## WHAT IS NEEDED
Give back the full listing, character for character, with no pictures.
-- START DATA TO USE --
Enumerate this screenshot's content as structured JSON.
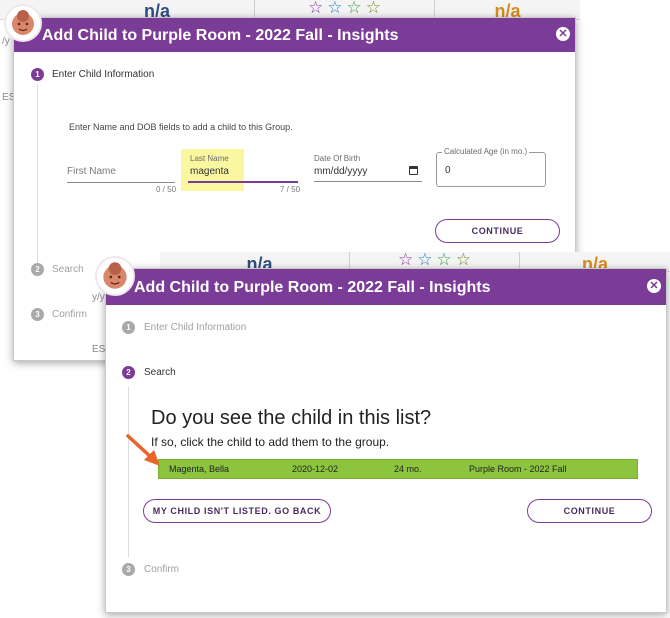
{
  "colors": {
    "header_purple": "#7b3c97",
    "result_green": "#8cc43d",
    "highlight_yellow": "#fbf7a1",
    "arrow_orange": "#e8652a"
  },
  "background": {
    "na_label": "n/a",
    "side_fragments": [
      "/y",
      "ES",
      "y/y",
      "ES"
    ]
  },
  "modal1": {
    "title": "Add Child to Purple Room - 2022 Fall - Insights",
    "steps": [
      {
        "number": "1",
        "label": "Enter Child Information"
      },
      {
        "number": "2",
        "label": "Search"
      },
      {
        "number": "3",
        "label": "Confirm"
      }
    ],
    "instructions": "Enter Name and DOB fields to add a child to this Group.",
    "first_name": {
      "placeholder": "First Name",
      "counter": "0 / 50"
    },
    "last_name": {
      "label": "Last Name",
      "value": "magenta",
      "counter": "7 / 50"
    },
    "dob": {
      "label": "Date Of Birth",
      "placeholder": "mm/dd/yyyy"
    },
    "age": {
      "label": "Calculated Age (in mo.)",
      "value": "0"
    },
    "continue_label": "CONTINUE"
  },
  "modal2": {
    "title": "Add Child to Purple Room - 2022 Fall - Insights",
    "steps": [
      {
        "number": "1",
        "label": "Enter Child Information"
      },
      {
        "number": "2",
        "label": "Search"
      },
      {
        "number": "3",
        "label": "Confirm"
      }
    ],
    "question": "Do you see the child in this list?",
    "subtext": "If so, click the child to add them to the group.",
    "result": {
      "name": "Magenta, Bella",
      "dob": "2020-12-02",
      "age": "24 mo.",
      "room": "Purple Room - 2022 Fall"
    },
    "not_listed_label": "MY CHILD ISN'T LISTED. GO BACK",
    "continue_label": "CONTINUE"
  }
}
-- END DATA TO USE --
## ANSWER BELOW
Enumerate this screenshot's content as structured JSON.
{
  "colors": {
    "header_purple": "#7b3c97",
    "result_green": "#8cc43d",
    "highlight_yellow": "#fbf7a1",
    "arrow_orange": "#e8652a"
  },
  "background": {
    "na_label": "n/a",
    "side_fragments": [
      "/y",
      "ES",
      "y/y",
      "ES"
    ]
  },
  "modal1": {
    "title": "Add Child to Purple Room - 2022 Fall - Insights",
    "steps": [
      {
        "number": "1",
        "label": "Enter Child Information"
      },
      {
        "number": "2",
        "label": "Search"
      },
      {
        "number": "3",
        "label": "Confirm"
      }
    ],
    "instructions": "Enter Name and DOB fields to add a child to this Group.",
    "first_name": {
      "placeholder": "First Name",
      "counter": "0 / 50"
    },
    "last_name": {
      "label": "Last Name",
      "value": "magenta",
      "counter": "7 / 50"
    },
    "dob": {
      "label": "Date Of Birth",
      "placeholder": "mm/dd/yyyy"
    },
    "age": {
      "label": "Calculated Age (in mo.)",
      "value": "0"
    },
    "continue_label": "CONTINUE"
  },
  "modal2": {
    "title": "Add Child to Purple Room - 2022 Fall - Insights",
    "steps": [
      {
        "number": "1",
        "label": "Enter Child Information"
      },
      {
        "number": "2",
        "label": "Search"
      },
      {
        "number": "3",
        "label": "Confirm"
      }
    ],
    "question": "Do you see the child in this list?",
    "subtext": "If so, click the child to add them to the group.",
    "result": {
      "name": "Magenta, Bella",
      "dob": "2020-12-02",
      "age": "24 mo.",
      "room": "Purple Room - 2022 Fall"
    },
    "not_listed_label": "MY CHILD ISN'T LISTED. GO BACK",
    "continue_label": "CONTINUE"
  }
}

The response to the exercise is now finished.